**PROBLEM DETAILS:** Check each line of the records below and collect those holding "Сбросить".

[Extracted records]
>>
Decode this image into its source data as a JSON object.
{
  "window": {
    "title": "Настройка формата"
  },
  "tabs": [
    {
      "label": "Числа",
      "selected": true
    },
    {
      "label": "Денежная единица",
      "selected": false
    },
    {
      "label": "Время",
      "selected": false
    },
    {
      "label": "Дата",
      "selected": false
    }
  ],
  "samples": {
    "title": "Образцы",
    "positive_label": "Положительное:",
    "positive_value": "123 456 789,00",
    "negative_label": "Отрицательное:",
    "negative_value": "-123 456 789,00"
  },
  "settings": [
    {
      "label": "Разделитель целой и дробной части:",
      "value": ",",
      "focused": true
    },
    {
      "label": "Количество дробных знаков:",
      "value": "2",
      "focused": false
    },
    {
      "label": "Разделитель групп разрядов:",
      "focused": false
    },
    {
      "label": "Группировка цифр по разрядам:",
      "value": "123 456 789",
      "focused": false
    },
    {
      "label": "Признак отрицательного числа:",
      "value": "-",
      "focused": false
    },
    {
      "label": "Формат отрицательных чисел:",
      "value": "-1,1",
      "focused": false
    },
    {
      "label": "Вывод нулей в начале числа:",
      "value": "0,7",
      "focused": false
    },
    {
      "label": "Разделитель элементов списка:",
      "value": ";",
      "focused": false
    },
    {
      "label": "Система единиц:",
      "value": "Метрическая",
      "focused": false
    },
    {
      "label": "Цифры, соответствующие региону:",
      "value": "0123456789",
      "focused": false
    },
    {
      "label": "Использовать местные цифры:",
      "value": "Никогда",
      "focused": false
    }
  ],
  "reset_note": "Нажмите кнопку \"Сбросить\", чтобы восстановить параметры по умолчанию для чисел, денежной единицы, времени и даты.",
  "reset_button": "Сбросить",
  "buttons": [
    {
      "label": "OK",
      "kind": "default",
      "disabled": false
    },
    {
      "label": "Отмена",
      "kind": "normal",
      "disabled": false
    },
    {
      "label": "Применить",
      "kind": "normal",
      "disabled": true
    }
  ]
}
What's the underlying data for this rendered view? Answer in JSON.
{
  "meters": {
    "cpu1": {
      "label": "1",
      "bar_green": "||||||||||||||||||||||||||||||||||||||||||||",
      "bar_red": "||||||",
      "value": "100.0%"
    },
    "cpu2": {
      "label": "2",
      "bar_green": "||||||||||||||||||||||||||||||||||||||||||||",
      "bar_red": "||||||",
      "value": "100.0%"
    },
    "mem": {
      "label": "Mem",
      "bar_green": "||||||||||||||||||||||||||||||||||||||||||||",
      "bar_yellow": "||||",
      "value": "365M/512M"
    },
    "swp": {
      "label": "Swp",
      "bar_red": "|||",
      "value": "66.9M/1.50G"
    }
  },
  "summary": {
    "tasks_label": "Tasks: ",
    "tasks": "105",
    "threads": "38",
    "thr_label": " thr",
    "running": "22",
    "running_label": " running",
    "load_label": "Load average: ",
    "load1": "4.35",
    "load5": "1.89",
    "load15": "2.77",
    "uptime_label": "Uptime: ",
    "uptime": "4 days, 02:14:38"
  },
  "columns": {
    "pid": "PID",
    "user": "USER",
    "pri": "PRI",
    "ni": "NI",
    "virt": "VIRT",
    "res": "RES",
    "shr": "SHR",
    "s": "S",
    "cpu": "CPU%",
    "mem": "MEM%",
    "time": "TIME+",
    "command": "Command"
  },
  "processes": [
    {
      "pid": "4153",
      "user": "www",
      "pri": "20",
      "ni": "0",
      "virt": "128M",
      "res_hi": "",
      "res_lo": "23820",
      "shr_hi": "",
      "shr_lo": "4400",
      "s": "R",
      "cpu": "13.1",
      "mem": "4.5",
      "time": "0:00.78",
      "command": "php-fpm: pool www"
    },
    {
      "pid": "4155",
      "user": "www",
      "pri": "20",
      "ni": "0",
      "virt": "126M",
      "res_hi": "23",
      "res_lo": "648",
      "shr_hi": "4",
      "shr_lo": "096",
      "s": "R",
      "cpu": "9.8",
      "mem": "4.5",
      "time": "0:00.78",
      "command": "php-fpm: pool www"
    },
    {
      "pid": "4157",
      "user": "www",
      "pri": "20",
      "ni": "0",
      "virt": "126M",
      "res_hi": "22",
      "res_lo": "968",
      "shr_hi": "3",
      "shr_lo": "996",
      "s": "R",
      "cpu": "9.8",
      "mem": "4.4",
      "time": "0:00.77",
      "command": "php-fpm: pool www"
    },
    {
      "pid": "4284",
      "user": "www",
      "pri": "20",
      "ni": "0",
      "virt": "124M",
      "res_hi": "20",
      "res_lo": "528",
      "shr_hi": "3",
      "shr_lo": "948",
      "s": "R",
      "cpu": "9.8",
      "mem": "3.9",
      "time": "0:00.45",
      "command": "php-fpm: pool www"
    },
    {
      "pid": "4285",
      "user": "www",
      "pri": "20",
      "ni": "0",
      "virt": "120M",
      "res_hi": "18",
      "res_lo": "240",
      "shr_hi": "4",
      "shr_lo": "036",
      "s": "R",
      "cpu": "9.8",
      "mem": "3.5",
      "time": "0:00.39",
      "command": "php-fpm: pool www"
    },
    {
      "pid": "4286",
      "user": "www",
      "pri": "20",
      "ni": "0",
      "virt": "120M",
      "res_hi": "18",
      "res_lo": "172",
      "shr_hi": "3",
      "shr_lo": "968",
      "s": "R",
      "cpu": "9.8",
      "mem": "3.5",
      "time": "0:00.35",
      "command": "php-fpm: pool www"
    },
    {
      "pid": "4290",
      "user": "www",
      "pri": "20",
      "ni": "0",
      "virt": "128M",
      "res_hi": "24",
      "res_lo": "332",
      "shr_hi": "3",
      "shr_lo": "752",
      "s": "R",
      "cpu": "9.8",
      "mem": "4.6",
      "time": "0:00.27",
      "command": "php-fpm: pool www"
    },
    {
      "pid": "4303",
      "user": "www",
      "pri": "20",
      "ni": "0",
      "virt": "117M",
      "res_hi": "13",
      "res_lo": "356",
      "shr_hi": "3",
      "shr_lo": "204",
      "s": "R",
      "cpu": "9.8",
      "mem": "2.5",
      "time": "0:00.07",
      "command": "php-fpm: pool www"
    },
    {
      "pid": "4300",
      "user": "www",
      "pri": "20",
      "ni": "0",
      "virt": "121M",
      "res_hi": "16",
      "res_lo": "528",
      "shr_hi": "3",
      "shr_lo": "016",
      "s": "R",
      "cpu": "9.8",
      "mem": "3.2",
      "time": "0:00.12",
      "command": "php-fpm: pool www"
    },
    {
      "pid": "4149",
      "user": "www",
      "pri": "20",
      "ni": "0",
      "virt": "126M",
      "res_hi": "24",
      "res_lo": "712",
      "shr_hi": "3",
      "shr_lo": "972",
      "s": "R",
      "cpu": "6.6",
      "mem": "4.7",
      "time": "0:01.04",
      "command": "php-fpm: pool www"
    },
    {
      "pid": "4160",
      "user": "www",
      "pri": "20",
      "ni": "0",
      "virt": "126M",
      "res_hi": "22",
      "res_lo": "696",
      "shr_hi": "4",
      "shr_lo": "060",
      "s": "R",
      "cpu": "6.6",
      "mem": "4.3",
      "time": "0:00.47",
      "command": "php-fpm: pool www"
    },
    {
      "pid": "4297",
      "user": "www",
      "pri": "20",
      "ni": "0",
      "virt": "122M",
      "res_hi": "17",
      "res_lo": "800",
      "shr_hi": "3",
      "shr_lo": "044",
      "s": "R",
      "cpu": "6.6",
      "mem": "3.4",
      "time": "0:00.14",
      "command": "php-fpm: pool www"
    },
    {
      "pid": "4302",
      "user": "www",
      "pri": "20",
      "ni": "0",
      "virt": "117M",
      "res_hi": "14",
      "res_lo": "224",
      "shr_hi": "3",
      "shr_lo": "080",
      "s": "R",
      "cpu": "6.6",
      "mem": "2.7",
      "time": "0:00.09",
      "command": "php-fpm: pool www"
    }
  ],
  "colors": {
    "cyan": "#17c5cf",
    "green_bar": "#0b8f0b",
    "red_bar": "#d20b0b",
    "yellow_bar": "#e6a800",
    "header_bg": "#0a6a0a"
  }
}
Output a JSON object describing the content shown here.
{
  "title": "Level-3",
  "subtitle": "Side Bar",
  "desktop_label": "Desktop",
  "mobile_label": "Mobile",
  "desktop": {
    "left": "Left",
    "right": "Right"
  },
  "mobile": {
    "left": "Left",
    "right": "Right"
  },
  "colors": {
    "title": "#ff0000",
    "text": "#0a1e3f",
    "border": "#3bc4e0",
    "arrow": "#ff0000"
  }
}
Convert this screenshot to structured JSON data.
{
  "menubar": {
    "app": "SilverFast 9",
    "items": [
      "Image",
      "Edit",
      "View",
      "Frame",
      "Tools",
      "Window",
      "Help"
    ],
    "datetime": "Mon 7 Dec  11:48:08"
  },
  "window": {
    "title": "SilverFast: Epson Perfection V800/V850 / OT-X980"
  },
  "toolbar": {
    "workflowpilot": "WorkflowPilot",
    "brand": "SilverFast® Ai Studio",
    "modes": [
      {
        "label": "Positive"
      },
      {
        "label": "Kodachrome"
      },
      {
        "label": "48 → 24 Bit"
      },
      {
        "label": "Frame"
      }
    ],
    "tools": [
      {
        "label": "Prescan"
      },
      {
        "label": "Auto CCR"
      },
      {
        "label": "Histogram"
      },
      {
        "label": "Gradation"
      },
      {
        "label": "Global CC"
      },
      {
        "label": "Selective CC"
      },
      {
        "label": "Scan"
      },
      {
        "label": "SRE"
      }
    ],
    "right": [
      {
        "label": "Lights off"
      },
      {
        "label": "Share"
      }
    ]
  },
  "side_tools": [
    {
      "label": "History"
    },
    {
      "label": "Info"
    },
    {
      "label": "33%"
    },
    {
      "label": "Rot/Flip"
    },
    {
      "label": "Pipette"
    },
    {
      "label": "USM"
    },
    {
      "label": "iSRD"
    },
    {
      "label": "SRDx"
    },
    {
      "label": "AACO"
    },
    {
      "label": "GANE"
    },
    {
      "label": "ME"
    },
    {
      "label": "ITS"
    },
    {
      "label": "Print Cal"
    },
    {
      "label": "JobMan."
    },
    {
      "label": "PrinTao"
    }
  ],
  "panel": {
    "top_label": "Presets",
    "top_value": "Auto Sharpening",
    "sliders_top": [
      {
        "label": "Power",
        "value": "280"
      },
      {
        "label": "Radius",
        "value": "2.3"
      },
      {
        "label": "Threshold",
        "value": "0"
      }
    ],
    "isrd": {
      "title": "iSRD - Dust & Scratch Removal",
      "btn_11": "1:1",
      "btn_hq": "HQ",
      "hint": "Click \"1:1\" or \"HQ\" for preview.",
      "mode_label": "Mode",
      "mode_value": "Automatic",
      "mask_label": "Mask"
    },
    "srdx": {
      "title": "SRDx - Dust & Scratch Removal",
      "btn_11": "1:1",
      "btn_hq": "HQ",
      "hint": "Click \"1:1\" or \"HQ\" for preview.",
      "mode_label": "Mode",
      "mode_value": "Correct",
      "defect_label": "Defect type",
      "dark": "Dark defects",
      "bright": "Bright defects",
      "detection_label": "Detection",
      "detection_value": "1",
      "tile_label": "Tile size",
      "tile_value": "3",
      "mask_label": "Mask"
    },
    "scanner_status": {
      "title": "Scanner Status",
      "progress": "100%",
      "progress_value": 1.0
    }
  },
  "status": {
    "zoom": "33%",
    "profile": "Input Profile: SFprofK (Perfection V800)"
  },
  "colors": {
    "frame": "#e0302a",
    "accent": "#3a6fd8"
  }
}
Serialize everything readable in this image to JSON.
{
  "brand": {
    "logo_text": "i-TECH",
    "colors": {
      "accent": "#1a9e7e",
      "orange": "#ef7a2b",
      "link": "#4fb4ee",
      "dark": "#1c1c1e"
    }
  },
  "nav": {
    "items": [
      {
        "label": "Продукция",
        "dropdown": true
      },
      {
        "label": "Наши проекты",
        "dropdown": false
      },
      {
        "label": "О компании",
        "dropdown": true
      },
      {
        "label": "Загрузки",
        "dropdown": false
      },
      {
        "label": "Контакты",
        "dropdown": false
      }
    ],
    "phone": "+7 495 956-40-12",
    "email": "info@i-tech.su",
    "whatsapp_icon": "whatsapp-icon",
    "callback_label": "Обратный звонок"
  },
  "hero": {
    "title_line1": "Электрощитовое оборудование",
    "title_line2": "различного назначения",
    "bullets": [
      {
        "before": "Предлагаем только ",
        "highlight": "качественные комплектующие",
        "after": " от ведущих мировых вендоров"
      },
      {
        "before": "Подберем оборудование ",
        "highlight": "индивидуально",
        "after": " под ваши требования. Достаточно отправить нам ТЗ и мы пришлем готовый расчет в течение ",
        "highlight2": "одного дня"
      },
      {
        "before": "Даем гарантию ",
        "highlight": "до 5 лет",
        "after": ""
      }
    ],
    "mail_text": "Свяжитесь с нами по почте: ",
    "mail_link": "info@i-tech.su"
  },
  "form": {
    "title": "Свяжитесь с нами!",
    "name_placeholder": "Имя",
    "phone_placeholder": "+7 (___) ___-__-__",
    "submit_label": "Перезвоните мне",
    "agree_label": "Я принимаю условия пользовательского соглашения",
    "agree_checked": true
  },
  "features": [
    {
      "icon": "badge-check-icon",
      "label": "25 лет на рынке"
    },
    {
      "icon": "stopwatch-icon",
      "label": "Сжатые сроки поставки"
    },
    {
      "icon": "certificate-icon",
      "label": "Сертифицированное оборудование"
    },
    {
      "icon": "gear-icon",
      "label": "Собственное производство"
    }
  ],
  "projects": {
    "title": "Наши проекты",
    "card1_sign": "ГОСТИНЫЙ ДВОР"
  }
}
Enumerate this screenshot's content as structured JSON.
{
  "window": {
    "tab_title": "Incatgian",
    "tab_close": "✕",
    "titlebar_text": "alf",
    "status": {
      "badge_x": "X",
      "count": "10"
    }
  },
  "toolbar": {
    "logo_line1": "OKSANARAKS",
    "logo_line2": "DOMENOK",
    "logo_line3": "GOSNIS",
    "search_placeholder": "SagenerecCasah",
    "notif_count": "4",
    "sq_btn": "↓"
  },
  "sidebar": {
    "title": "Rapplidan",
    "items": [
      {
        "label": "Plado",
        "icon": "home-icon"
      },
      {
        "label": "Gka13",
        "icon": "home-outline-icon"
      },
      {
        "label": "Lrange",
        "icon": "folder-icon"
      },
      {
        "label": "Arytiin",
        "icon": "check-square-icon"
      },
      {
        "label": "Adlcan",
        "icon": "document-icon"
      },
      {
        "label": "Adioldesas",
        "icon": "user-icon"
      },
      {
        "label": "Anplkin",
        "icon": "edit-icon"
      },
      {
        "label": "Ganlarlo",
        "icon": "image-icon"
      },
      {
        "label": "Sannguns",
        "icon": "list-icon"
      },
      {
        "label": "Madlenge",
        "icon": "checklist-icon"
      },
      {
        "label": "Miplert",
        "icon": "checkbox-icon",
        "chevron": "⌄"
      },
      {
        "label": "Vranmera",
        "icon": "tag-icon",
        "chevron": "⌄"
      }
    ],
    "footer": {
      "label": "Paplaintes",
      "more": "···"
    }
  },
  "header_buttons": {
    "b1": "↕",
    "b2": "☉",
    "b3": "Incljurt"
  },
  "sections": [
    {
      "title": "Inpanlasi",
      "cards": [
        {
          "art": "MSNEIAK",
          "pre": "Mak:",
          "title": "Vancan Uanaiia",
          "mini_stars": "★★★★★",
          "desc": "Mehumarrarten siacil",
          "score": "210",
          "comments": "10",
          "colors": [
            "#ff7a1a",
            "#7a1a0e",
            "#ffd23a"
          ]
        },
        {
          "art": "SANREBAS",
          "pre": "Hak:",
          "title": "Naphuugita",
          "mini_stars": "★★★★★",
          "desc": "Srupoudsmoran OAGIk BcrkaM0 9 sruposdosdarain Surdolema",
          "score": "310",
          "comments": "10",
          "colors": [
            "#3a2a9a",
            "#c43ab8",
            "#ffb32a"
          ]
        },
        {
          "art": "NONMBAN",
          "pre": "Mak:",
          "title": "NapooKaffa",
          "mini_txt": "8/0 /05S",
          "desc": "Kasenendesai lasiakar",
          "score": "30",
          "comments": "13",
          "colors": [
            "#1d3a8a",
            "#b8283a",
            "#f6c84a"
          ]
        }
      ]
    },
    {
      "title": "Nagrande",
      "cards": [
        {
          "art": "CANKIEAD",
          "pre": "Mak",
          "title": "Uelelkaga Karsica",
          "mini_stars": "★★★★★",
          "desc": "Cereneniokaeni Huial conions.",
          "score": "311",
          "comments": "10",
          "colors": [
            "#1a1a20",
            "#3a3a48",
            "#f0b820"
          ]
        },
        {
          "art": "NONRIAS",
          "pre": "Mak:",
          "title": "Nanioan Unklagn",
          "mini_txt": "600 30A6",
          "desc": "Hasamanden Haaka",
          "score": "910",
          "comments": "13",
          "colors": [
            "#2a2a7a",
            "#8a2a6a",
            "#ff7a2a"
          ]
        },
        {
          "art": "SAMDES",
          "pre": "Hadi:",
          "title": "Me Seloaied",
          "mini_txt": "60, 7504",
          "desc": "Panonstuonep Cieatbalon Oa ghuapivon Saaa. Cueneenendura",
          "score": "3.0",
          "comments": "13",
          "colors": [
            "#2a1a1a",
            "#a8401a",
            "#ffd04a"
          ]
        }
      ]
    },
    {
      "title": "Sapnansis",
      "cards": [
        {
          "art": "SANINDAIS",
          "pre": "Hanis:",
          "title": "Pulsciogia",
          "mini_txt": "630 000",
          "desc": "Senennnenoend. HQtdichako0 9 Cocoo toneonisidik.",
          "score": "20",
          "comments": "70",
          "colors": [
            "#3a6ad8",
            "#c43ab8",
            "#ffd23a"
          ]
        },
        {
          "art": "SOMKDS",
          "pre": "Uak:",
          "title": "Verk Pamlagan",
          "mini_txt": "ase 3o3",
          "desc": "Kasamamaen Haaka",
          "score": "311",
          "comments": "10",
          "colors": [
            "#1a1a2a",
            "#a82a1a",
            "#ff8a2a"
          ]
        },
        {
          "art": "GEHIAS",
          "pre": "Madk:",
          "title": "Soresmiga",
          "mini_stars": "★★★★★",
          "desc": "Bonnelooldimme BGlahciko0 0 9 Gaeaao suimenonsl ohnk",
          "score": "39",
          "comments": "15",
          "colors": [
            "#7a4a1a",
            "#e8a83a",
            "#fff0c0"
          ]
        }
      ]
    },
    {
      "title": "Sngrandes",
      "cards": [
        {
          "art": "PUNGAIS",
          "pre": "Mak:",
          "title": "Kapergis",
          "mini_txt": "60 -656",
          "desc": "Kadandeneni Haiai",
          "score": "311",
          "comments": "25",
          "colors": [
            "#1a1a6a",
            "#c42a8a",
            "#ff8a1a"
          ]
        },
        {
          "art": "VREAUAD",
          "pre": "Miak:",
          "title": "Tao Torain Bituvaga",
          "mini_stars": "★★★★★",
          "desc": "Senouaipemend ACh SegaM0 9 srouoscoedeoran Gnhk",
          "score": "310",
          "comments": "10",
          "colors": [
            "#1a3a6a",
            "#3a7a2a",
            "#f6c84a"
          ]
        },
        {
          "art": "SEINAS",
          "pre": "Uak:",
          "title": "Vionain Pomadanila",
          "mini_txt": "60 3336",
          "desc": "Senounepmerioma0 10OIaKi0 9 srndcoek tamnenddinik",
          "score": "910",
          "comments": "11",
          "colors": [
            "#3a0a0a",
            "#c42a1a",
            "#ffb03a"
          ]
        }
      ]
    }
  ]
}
<<
**EXERCISE ANSWER:**
  "reset_note": "Нажмите кнопку \"Сбросить\", чтобы восстановить параметры по умолчанию для чисел, денежной единицы, времени и даты.",
  "reset_button": "Сбросить",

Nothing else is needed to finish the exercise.